▶ _Written instruction_
Give the entries again, word for word.

▶ _Task data_
○ ○ ○ ○ ○ ○ ○
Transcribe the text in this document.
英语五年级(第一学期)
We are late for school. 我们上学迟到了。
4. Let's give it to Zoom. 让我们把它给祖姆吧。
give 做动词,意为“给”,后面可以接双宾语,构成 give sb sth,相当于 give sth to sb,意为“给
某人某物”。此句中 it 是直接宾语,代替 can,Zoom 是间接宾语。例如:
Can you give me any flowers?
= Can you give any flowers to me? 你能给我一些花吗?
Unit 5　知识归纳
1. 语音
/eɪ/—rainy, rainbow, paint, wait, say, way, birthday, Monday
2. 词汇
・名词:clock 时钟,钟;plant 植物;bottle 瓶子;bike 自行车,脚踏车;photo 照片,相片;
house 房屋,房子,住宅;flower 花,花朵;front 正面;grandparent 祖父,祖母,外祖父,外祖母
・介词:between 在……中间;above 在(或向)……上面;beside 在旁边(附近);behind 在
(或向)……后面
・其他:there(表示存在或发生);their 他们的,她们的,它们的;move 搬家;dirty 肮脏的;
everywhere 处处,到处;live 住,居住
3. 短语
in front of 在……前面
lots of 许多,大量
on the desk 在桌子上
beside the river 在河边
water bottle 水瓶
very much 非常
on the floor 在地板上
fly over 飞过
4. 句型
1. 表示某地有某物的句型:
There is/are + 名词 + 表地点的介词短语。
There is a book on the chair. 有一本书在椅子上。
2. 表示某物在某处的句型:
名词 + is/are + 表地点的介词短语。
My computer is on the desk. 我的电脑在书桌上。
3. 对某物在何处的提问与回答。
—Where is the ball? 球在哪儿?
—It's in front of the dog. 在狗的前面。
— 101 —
○ ○ ○ ○ ○ ○ ○
▶ _Solved problem_
Transcribe the text in this document.
英语五年级(第一学期)
We are late for school. 我们上学迟到了。
4. Let's give it to Zoom. 让我们把它给祖姆吧。
give 做动词,意为“给”,后面可以接双宾语,构成 give sb sth,相当于 give sth to sb,意为“给
某人某物”。此句中 it 是直接宾语,代替 can,Zoom 是间接宾语。例如:
Can you give me any flowers?
= Can you give any flowers to me? 你能给我一些花吗?
Unit 5　知识归纳
1. 语音
/eɪ/—rainy, rainbow, paint, wait, say, way, birthday, Monday
2. 词汇
・名词:clock 时钟,钟;plant 植物;bottle 瓶子;bike 自行车,脚踏车;photo 照片,相片;
house 房屋,房子,住宅;flower 花,花朵;front 正面;grandparent 祖父,祖母,外祖父,外祖母
・介词:between 在……中间;above 在(或向)……上面;beside 在旁边(附近);behind 在
(或向)……后面
・其他:there(表示存在或发生);their 他们的,她们的,它们的;move 搬家;dirty 肮脏的;
everywhere 处处,到处;live 住,居住
3. 短语
in front of 在……前面
lots of 许多,大量
on the desk 在桌子上
beside the river 在河边
water bottle 水瓶
very much 非常
on the floor 在地板上
fly over 飞过
4. 句型
1. 表示某地有某物的句型:
There is/are + 名词 + 表地点的介词短语。
There is a book on the chair. 有一本书在椅子上。
2. 表示某物在某处的句型:
名词 + is/are + 表地点的介词短语。
My computer is on the desk. 我的电脑在书桌上。
3. 对某物在何处的提问与回答。
—Where is the ball? 球在哪儿?
—It's in front of the dog. 在狗的前面。
— 101 —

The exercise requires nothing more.